Exercise details.
Scan the listing for "text" and copy out each line that has it.

'''

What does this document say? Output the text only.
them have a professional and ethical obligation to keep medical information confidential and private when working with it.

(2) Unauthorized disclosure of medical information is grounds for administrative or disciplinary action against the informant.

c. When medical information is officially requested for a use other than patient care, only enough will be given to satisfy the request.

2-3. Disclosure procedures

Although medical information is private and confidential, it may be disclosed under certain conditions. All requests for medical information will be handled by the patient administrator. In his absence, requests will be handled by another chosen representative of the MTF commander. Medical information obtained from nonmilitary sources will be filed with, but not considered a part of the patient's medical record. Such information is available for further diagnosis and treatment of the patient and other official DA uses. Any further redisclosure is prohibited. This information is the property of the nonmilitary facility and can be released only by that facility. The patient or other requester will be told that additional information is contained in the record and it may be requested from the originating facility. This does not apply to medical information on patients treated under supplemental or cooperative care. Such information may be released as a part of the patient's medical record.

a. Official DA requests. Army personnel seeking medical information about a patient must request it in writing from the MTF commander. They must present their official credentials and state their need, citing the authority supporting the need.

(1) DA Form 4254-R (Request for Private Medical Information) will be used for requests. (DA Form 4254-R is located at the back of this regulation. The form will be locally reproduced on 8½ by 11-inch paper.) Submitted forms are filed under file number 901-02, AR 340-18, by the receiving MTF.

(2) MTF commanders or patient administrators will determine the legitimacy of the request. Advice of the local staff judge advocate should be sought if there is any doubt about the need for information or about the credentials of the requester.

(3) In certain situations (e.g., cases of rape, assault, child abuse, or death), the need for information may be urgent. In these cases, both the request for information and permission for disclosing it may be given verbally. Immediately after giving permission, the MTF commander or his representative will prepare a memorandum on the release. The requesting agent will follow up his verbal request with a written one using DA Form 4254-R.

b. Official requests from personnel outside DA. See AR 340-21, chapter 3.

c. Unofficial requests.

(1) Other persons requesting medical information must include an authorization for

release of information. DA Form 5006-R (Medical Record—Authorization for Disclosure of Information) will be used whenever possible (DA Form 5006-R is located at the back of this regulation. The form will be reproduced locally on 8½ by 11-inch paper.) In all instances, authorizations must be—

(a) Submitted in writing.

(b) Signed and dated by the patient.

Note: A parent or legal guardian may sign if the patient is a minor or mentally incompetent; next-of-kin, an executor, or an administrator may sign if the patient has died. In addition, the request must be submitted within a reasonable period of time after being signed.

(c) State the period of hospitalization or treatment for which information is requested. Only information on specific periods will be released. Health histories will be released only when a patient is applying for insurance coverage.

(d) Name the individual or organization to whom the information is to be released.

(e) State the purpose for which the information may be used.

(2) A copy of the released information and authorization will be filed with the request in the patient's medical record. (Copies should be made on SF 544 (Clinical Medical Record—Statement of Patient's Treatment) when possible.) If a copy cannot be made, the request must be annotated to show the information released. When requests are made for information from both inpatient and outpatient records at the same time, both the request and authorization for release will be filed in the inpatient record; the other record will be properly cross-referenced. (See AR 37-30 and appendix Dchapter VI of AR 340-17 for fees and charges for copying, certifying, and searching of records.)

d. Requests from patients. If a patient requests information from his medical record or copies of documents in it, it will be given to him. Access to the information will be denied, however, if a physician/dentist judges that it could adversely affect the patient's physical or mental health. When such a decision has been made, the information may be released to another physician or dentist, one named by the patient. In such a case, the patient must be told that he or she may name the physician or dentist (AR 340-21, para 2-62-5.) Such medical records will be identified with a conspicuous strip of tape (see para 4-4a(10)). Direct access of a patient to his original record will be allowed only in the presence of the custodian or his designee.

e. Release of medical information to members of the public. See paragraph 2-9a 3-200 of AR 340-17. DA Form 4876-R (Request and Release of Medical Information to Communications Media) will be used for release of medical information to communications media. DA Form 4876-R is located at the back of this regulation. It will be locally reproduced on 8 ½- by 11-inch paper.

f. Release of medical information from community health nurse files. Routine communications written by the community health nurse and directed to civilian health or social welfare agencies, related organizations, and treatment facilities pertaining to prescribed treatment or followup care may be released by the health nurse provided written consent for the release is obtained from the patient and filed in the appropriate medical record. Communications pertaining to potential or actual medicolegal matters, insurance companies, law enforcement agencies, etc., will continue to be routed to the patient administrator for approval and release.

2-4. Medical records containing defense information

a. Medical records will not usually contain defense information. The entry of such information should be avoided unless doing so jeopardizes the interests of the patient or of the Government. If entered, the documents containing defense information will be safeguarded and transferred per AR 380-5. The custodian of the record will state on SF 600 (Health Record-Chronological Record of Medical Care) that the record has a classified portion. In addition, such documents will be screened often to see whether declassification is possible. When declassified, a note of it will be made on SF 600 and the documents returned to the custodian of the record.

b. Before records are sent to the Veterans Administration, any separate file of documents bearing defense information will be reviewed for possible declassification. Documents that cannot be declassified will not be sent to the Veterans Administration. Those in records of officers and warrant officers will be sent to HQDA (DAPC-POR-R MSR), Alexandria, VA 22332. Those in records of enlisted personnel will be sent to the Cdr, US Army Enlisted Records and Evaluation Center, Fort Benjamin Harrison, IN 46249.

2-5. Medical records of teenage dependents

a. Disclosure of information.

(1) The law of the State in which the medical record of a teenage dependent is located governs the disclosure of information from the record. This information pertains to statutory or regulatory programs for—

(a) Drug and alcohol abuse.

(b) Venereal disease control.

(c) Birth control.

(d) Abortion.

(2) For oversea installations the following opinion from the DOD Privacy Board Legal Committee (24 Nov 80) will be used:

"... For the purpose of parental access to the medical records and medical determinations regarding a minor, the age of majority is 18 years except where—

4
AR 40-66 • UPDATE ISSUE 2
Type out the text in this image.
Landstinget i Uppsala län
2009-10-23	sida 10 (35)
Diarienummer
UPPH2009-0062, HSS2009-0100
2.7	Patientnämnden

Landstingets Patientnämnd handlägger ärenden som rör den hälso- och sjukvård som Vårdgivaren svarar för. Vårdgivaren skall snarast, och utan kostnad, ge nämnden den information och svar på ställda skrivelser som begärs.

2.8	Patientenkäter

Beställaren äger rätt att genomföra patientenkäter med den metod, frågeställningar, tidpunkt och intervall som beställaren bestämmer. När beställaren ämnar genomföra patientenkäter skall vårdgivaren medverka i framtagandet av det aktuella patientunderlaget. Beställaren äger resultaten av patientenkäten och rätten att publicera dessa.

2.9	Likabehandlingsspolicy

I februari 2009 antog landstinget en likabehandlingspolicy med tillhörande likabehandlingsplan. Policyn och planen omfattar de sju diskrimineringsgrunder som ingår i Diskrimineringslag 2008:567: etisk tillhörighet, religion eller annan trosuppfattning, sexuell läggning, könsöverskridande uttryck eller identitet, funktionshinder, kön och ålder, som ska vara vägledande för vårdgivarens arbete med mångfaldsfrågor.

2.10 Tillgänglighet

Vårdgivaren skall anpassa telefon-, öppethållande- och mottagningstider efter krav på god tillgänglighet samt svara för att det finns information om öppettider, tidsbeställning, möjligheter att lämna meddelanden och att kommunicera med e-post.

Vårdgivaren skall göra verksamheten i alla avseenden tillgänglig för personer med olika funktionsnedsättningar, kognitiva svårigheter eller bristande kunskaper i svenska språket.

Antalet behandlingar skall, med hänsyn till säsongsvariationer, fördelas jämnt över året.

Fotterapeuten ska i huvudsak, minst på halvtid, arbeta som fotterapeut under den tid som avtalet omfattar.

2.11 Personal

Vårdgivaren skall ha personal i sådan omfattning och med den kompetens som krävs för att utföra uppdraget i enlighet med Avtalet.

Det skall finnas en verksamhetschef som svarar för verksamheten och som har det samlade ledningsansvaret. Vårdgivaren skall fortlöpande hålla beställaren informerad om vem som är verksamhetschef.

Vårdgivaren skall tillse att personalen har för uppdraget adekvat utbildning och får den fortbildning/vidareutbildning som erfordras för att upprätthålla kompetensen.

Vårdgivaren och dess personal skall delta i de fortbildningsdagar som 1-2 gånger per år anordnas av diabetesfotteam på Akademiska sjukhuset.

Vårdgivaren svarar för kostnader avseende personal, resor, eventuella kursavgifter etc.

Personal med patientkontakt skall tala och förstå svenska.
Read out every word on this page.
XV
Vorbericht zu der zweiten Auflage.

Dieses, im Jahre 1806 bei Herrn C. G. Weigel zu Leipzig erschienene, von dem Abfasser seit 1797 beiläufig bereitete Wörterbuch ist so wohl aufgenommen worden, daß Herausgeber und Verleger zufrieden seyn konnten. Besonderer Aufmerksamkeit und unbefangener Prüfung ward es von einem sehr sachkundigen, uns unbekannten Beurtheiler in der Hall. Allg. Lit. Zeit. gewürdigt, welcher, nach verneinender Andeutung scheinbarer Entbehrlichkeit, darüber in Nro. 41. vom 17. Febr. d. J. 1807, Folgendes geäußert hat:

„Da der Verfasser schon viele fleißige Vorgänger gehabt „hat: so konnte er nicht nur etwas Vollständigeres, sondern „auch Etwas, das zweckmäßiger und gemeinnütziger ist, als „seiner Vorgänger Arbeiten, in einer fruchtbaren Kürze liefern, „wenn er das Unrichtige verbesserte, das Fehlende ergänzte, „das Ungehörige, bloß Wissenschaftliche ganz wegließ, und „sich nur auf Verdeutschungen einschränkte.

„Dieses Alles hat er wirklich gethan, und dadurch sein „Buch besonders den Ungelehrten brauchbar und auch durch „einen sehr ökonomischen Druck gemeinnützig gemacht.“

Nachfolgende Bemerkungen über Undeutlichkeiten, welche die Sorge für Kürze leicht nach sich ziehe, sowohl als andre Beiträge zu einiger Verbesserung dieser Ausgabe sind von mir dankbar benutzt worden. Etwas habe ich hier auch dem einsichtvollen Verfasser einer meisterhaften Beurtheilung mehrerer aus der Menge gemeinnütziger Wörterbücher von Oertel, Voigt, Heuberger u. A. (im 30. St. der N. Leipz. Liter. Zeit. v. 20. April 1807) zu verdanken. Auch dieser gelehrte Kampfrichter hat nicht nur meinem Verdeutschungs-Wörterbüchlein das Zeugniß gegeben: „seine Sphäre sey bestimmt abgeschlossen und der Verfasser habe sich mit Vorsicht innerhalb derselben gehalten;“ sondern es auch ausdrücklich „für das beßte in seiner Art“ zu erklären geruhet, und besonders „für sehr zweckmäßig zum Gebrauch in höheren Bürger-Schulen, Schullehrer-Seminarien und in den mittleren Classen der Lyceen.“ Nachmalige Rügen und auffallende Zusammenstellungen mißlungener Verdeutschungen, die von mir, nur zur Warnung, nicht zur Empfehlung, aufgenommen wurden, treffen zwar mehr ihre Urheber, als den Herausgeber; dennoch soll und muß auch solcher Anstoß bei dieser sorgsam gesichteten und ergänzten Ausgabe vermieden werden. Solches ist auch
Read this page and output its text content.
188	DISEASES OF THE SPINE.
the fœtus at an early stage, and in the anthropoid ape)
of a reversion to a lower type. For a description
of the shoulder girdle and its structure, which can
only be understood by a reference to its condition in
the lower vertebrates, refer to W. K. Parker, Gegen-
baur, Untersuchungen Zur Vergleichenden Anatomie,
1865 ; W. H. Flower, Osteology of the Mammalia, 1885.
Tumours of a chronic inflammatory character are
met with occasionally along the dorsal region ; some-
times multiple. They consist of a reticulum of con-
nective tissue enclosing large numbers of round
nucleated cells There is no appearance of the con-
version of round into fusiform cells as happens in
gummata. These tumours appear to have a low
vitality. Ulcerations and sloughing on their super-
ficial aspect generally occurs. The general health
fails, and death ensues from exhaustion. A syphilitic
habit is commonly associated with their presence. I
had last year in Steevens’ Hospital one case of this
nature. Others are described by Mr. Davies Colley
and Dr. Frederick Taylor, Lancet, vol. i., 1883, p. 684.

'''

Answer for this exercise.
What does this document say? Output the text only.
Type out the text in this image.
Read this page and output its text content.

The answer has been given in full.